» **GIVEN EXERCISE**: Leave out the pictures and repeat everything else in the records exactly.

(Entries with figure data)
________________________
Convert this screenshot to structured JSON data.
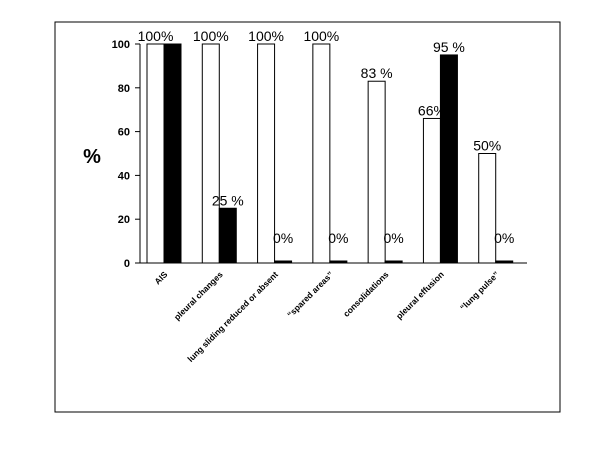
{
  "chart_data": {
    "type": "bar",
    "ylabel": "%",
    "ylim": [
      0,
      100
    ],
    "yticks": [
      0,
      20,
      40,
      60,
      80,
      100
    ],
    "grid": false,
    "legend": "none",
    "categories": [
      "AIS",
      "pleural changes",
      "lung sliding reduced  or absent",
      "“spared areas”",
      "consolidations",
      "pleural effusion",
      "“lung pulse”"
    ],
    "series": [
      {
        "color": "#ffffff",
        "values": [
          100,
          100,
          100,
          100,
          83,
          66,
          50
        ],
        "labels": [
          "100%",
          "100%",
          "100%",
          "100%",
          "83 %",
          "66%",
          "50%"
        ]
      },
      {
        "color": "#000000",
        "values": [
          100,
          25,
          0,
          0,
          0,
          95,
          0
        ],
        "labels": [
          "",
          "25 %",
          "0%",
          "0%",
          "0%",
          "95 %",
          "0%"
        ]
      }
    ]
  }
}
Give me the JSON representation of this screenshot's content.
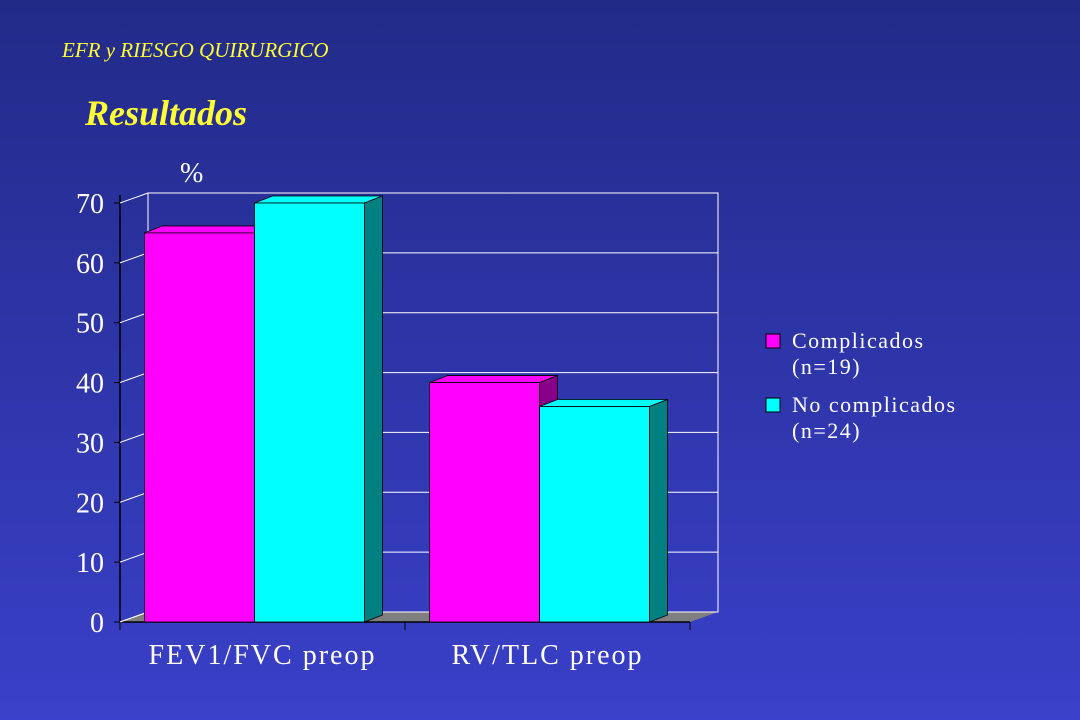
{
  "chart_data": {
    "type": "bar3d",
    "title": "EFR y RIESGO QUIRURGICO",
    "subtitle": "Resultados",
    "y_label": "%",
    "categories": [
      "FEV1/FVC preop",
      "RV/TLC preop"
    ],
    "series": [
      {
        "name": "Complicados (n=19)",
        "color": "#ff00ff",
        "values": [
          65,
          40
        ]
      },
      {
        "name": "No complicados (n=24)",
        "color": "#00ffff",
        "values": [
          70,
          36
        ]
      }
    ],
    "ylim": [
      0,
      70
    ],
    "yticks": [
      0,
      10,
      20,
      30,
      40,
      50,
      60,
      70
    ],
    "grid": true,
    "legend": "right"
  }
}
________________________
» **RESPONSE TO THE TASK**:
Convert this screenshot to structured JSON data.
{
  "chart_data": {
    "type": "bar",
    "ylabel": "%",
    "ylim": [
      0,
      100
    ],
    "yticks": [
      0,
      20,
      40,
      60,
      80,
      100
    ],
    "grid": false,
    "legend": "none",
    "categories": [
      "AIS",
      "pleural changes",
      "lung sliding reduced  or absent",
      "“spared areas”",
      "consolidations",
      "pleural effusion",
      "“lung pulse”"
    ],
    "series": [
      {
        "color": "#ffffff",
        "values": [
          100,
          100,
          100,
          100,
          83,
          66,
          50
        ],
        "labels": [
          "100%",
          "100%",
          "100%",
          "100%",
          "83 %",
          "66%",
          "50%"
        ]
      },
      {
        "color": "#000000",
        "values": [
          100,
          25,
          0,
          0,
          0,
          95,
          0
        ],
        "labels": [
          "",
          "25 %",
          "0%",
          "0%",
          "0%",
          "95 %",
          "0%"
        ]
      }
    ]
  }
}
Give me the JSON representation of this screenshot's content.
{
  "chart_data": {
    "type": "bar3d",
    "title": "EFR y RIESGO QUIRURGICO",
    "subtitle": "Resultados",
    "y_label": "%",
    "categories": [
      "FEV1/FVC preop",
      "RV/TLC preop"
    ],
    "series": [
      {
        "name": "Complicados (n=19)",
        "color": "#ff00ff",
        "values": [
          65,
          40
        ]
      },
      {
        "name": "No complicados (n=24)",
        "color": "#00ffff",
        "values": [
          70,
          36
        ]
      }
    ],
    "ylim": [
      0,
      70
    ],
    "yticks": [
      0,
      10,
      20,
      30,
      40,
      50,
      60,
      70
    ],
    "grid": true,
    "legend": "right"
  }
}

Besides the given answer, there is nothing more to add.